Stored data entries:
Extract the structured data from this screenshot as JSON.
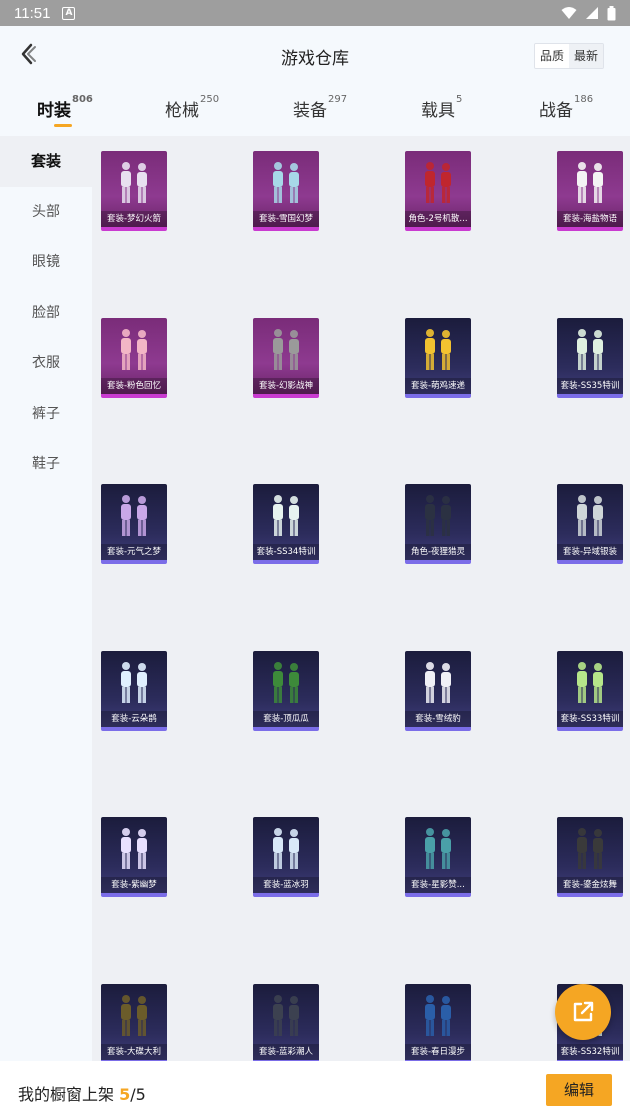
{
  "status_bar": {
    "time": "11:51",
    "app_icon": "A"
  },
  "header": {
    "title": "游戏仓库",
    "sort": {
      "quality": "品质",
      "latest": "最新"
    }
  },
  "tabs": [
    {
      "label": "时装",
      "count": "806"
    },
    {
      "label": "枪械",
      "count": "250"
    },
    {
      "label": "装备",
      "count": "297"
    },
    {
      "label": "载具",
      "count": "5"
    },
    {
      "label": "战备",
      "count": "186"
    }
  ],
  "sidebar": {
    "items": [
      "套装",
      "头部",
      "眼镜",
      "脸部",
      "衣服",
      "裤子",
      "鞋子"
    ]
  },
  "items": [
    {
      "label": "套装-梦幻火箭",
      "rarity": "purple"
    },
    {
      "label": "套装-雪国幻梦",
      "rarity": "purple"
    },
    {
      "label": "角色-2号机散...",
      "rarity": "purple"
    },
    {
      "label": "套装-海盐物语",
      "rarity": "purple"
    },
    {
      "label": "套装-粉色回忆",
      "rarity": "purple"
    },
    {
      "label": "套装-幻影战神",
      "rarity": "purple"
    },
    {
      "label": "套装-萌鸡速递",
      "rarity": "blue"
    },
    {
      "label": "套装-SS35特训",
      "rarity": "blue"
    },
    {
      "label": "套装-元气之梦",
      "rarity": "blue"
    },
    {
      "label": "套装-SS34特训",
      "rarity": "blue"
    },
    {
      "label": "角色-夜狸猎灵",
      "rarity": "blue"
    },
    {
      "label": "套装-异域银装",
      "rarity": "blue"
    },
    {
      "label": "套装-云朵鹊",
      "rarity": "blue"
    },
    {
      "label": "套装-顶瓜瓜",
      "rarity": "blue"
    },
    {
      "label": "套装-雪绒豹",
      "rarity": "blue"
    },
    {
      "label": "套装-SS33特训",
      "rarity": "blue"
    },
    {
      "label": "套装-紫幽梦",
      "rarity": "blue"
    },
    {
      "label": "套装-蓝冰羽",
      "rarity": "blue"
    },
    {
      "label": "套装-星影赞...",
      "rarity": "blue"
    },
    {
      "label": "套装-鎏金炫舞",
      "rarity": "blue"
    },
    {
      "label": "套装-大碟大利",
      "rarity": "blue"
    },
    {
      "label": "套装-蓝彩潮人",
      "rarity": "blue"
    },
    {
      "label": "套装-春日漫步",
      "rarity": "blue"
    },
    {
      "label": "套装-SS32特训",
      "rarity": "blue"
    }
  ],
  "showcase": {
    "prefix": "我的橱窗上架 ",
    "current": "5",
    "separator": "/",
    "total": "5",
    "edit_label": "编辑"
  },
  "colors": {
    "accent": "#f5a623",
    "purple_rarity": "#c93bd0",
    "blue_rarity": "#7b6de8"
  }
}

DIRECTIVE: Look through the entries above; copy every line holding the string "count".

CORRECT RESPONSE:
      "count": "806"
      "count": "250"
      "count": "297"
      "count": "5"
      "count": "186"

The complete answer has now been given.